◆ **Your task**
Rewrite the records from the start through the line containing "y-tick-label: 10 [26,202,43,219]", with every "x-tick-label" changed to "x-axis-tick" and nothing else altered.

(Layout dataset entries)
┄┄┄┄┄┄

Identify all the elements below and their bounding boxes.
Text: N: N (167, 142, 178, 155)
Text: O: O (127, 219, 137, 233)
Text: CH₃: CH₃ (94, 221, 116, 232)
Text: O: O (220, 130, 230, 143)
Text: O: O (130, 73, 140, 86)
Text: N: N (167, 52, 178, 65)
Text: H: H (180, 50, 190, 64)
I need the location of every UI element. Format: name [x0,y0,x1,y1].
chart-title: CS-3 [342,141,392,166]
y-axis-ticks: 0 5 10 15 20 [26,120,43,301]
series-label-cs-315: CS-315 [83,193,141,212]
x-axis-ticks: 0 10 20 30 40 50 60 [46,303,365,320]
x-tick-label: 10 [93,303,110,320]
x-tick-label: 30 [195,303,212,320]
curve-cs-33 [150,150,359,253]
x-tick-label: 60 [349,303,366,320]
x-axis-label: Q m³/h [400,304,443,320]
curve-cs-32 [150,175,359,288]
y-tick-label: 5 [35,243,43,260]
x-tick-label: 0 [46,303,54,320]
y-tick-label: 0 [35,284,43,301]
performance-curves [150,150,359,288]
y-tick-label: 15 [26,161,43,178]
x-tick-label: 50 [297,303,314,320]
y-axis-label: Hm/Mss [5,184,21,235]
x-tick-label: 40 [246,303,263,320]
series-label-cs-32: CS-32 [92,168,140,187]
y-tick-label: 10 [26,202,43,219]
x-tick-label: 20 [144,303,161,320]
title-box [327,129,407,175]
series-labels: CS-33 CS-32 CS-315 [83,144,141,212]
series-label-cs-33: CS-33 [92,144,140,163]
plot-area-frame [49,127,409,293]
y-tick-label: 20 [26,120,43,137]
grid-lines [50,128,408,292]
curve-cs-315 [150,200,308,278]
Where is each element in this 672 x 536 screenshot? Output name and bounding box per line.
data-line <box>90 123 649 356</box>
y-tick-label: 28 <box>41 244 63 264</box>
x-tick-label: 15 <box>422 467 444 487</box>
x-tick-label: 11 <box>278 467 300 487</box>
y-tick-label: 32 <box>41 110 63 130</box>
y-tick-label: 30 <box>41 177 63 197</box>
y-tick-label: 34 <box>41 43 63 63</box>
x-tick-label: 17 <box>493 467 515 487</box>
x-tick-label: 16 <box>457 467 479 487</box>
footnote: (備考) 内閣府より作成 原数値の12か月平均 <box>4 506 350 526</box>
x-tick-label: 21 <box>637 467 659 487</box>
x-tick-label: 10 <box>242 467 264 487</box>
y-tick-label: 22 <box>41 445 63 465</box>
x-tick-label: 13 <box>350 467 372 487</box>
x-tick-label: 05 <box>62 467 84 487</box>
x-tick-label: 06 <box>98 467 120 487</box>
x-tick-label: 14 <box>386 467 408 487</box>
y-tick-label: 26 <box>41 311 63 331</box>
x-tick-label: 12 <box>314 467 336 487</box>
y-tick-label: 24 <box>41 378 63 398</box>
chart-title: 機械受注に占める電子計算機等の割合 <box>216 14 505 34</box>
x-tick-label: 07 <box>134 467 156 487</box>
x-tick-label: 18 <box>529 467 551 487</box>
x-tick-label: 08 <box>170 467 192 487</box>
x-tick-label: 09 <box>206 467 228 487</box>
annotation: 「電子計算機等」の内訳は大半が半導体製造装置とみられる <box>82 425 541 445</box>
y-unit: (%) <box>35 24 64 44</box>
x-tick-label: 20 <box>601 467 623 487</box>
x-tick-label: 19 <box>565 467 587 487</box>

┄┄┄┄┄┄

◆ **Completed exercise**
Identify all the elements below and their bounding boxes.
Text: N: N (167, 142, 178, 155)
Text: O: O (127, 219, 137, 233)
Text: CH₃: CH₃ (94, 221, 116, 232)
Text: O: O (220, 130, 230, 143)
Text: O: O (130, 73, 140, 86)
Text: N: N (167, 52, 178, 65)
Text: H: H (180, 50, 190, 64)
I need the location of every UI element. Format: name [x0,y0,x1,y1].
chart-title: CS-3 [342,141,392,166]
y-axis-ticks: 0 5 10 15 20 [26,120,43,301]
series-label-cs-315: CS-315 [83,193,141,212]
x-axis-ticks: 0 10 20 30 40 50 60 [46,303,365,320]
x-axis-tick: 10 [93,303,110,320]
x-axis-tick: 30 [195,303,212,320]
curve-cs-33 [150,150,359,253]
x-axis-tick: 60 [349,303,366,320]
x-axis-label: Q m³/h [400,304,443,320]
curve-cs-32 [150,175,359,288]
y-tick-label: 5 [35,243,43,260]
x-axis-tick: 0 [46,303,54,320]
y-tick-label: 0 [35,284,43,301]
performance-curves [150,150,359,288]
y-tick-label: 15 [26,161,43,178]
x-axis-tick: 50 [297,303,314,320]
y-axis-label: Hm/Mss [5,184,21,235]
x-axis-tick: 40 [246,303,263,320]
series-label-cs-32: CS-32 [92,168,140,187]
y-tick-label: 10 [26,202,43,219]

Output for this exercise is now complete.